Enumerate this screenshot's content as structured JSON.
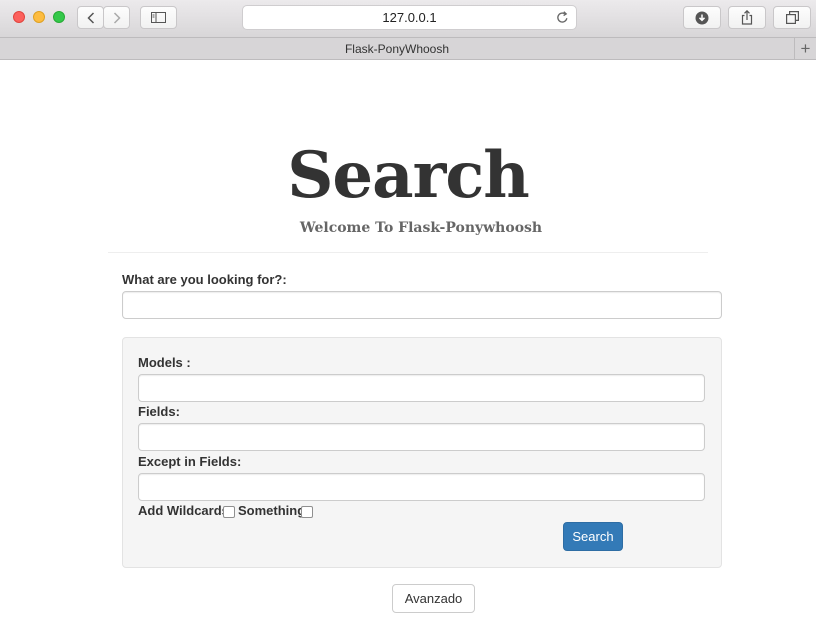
{
  "browser": {
    "url": "127.0.0.1",
    "tab_title": "Flask-PonyWhoosh",
    "new_tab_symbol": "+",
    "icons": [
      "back-icon",
      "forward-icon",
      "sidebar-icon",
      "reload-icon",
      "download-icon",
      "share-icon",
      "tabs-icon"
    ]
  },
  "page": {
    "title": "Search",
    "subtitle": "Welcome To Flask-Ponywhoosh",
    "query_label": "What are you looking for?:",
    "query_value": ""
  },
  "advanced": {
    "models_label": "Models :",
    "models_value": "",
    "fields_label": "Fields:",
    "fields_value": "",
    "except_label": "Except in Fields:",
    "except_value": "",
    "wildcards_label": "Add Wildcards:",
    "wildcards_checked": false,
    "something_label": "Something",
    "something_checked": false,
    "search_button": "Search"
  },
  "toggle_button": "Avanzado",
  "colors": {
    "primary": "#337ab7",
    "well_bg": "#f5f5f5",
    "traffic_red": "#fc605c",
    "traffic_yellow": "#fdbc40",
    "traffic_green": "#34c84a"
  }
}
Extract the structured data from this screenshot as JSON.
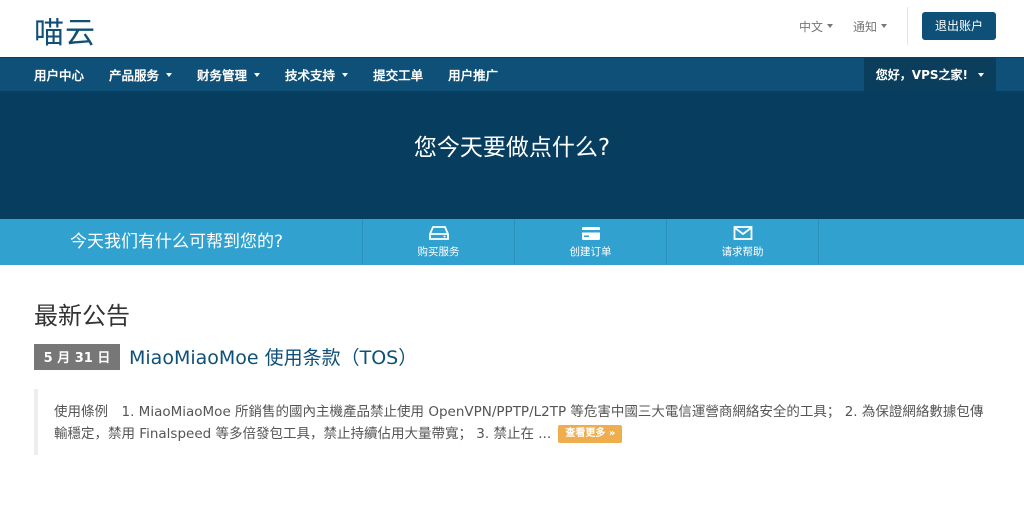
{
  "header": {
    "logo": "喵云",
    "language": "中文",
    "notifications": "通知",
    "logout": "退出账户"
  },
  "nav": {
    "items": [
      {
        "label": "用户中心",
        "dropdown": false
      },
      {
        "label": "产品服务",
        "dropdown": true
      },
      {
        "label": "财务管理",
        "dropdown": true
      },
      {
        "label": "技术支持",
        "dropdown": true
      },
      {
        "label": "提交工单",
        "dropdown": false
      },
      {
        "label": "用户推广",
        "dropdown": false
      }
    ],
    "user_greeting": "您好，VPS之家!"
  },
  "hero": {
    "title": "您今天要做点什么?"
  },
  "helpbar": {
    "text": "今天我们有什么可帮到您的?",
    "actions": [
      {
        "label": "购买服务",
        "icon": "server-icon"
      },
      {
        "label": "创建订单",
        "icon": "credit-card-icon"
      },
      {
        "label": "请求帮助",
        "icon": "envelope-icon"
      }
    ]
  },
  "announcements": {
    "section_title": "最新公告",
    "items": [
      {
        "date": "5 月 31 日",
        "title": "MiaoMiaoMoe 使用条款（TOS）",
        "excerpt": "使用條例　1. MiaoMiaoMoe 所銷售的國內主機產品禁止使用 OpenVPN/PPTP/L2TP 等危害中國三大電信運營商網絡安全的工具； 2. 為保證網絡數據包傳輸穩定，禁用 Finalspeed 等多倍發包工具，禁止持續佔用大量帶寬； 3. 禁止在 ...",
        "more_label": "查看更多 »"
      }
    ]
  },
  "colors": {
    "brand": "#0e5077",
    "hero_bg": "#073d5e",
    "helpbar_bg": "#31a1cf",
    "more_button": "#f0ad4e",
    "date_badge": "#777777"
  }
}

+-------+

§ TASK DIRECTIONS:
Images in the data above are to be skipped. Retype all other material exactly.

§ RESULT:
Enumerate this screenshot's content as structured JSON.
{
  "browser": {
    "url": "127.0.0.1",
    "tab_title": "Flask-PonyWhoosh",
    "new_tab_symbol": "+",
    "icons": [
      "back-icon",
      "forward-icon",
      "sidebar-icon",
      "reload-icon",
      "download-icon",
      "share-icon",
      "tabs-icon"
    ]
  },
  "page": {
    "title": "Search",
    "subtitle": "Welcome To Flask-Ponywhoosh",
    "query_label": "What are you looking for?:",
    "query_value": ""
  },
  "advanced": {
    "models_label": "Models :",
    "models_value": "",
    "fields_label": "Fields:",
    "fields_value": "",
    "except_label": "Except in Fields:",
    "except_value": "",
    "wildcards_label": "Add Wildcards:",
    "wildcards_checked": false,
    "something_label": "Something",
    "something_checked": false,
    "search_button": "Search"
  },
  "toggle_button": "Avanzado",
  "colors": {
    "primary": "#337ab7",
    "well_bg": "#f5f5f5",
    "traffic_red": "#fc605c",
    "traffic_yellow": "#fdbc40",
    "traffic_green": "#34c84a"
  }
}
Extract the structured data from this screenshot as JSON.
{
  "header": {
    "logo": "喵云",
    "language": "中文",
    "notifications": "通知",
    "logout": "退出账户"
  },
  "nav": {
    "items": [
      {
        "label": "用户中心",
        "dropdown": false
      },
      {
        "label": "产品服务",
        "dropdown": true
      },
      {
        "label": "财务管理",
        "dropdown": true
      },
      {
        "label": "技术支持",
        "dropdown": true
      },
      {
        "label": "提交工单",
        "dropdown": false
      },
      {
        "label": "用户推广",
        "dropdown": false
      }
    ],
    "user_greeting": "您好，VPS之家!"
  },
  "hero": {
    "title": "您今天要做点什么?"
  },
  "helpbar": {
    "text": "今天我们有什么可帮到您的?",
    "actions": [
      {
        "label": "购买服务",
        "icon": "server-icon"
      },
      {
        "label": "创建订单",
        "icon": "credit-card-icon"
      },
      {
        "label": "请求帮助",
        "icon": "envelope-icon"
      }
    ]
  },
  "announcements": {
    "section_title": "最新公告",
    "items": [
      {
        "date": "5 月 31 日",
        "title": "MiaoMiaoMoe 使用条款（TOS）",
        "excerpt": "使用條例　1. MiaoMiaoMoe 所銷售的國內主機產品禁止使用 OpenVPN/PPTP/L2TP 等危害中國三大電信運營商網絡安全的工具； 2. 為保證網絡數據包傳輸穩定，禁用 Finalspeed 等多倍發包工具，禁止持續佔用大量帶寬； 3. 禁止在 ...",
        "more_label": "查看更多 »"
      }
    ]
  },
  "colors": {
    "brand": "#0e5077",
    "hero_bg": "#073d5e",
    "helpbar_bg": "#31a1cf",
    "more_button": "#f0ad4e",
    "date_badge": "#777777"
  }
}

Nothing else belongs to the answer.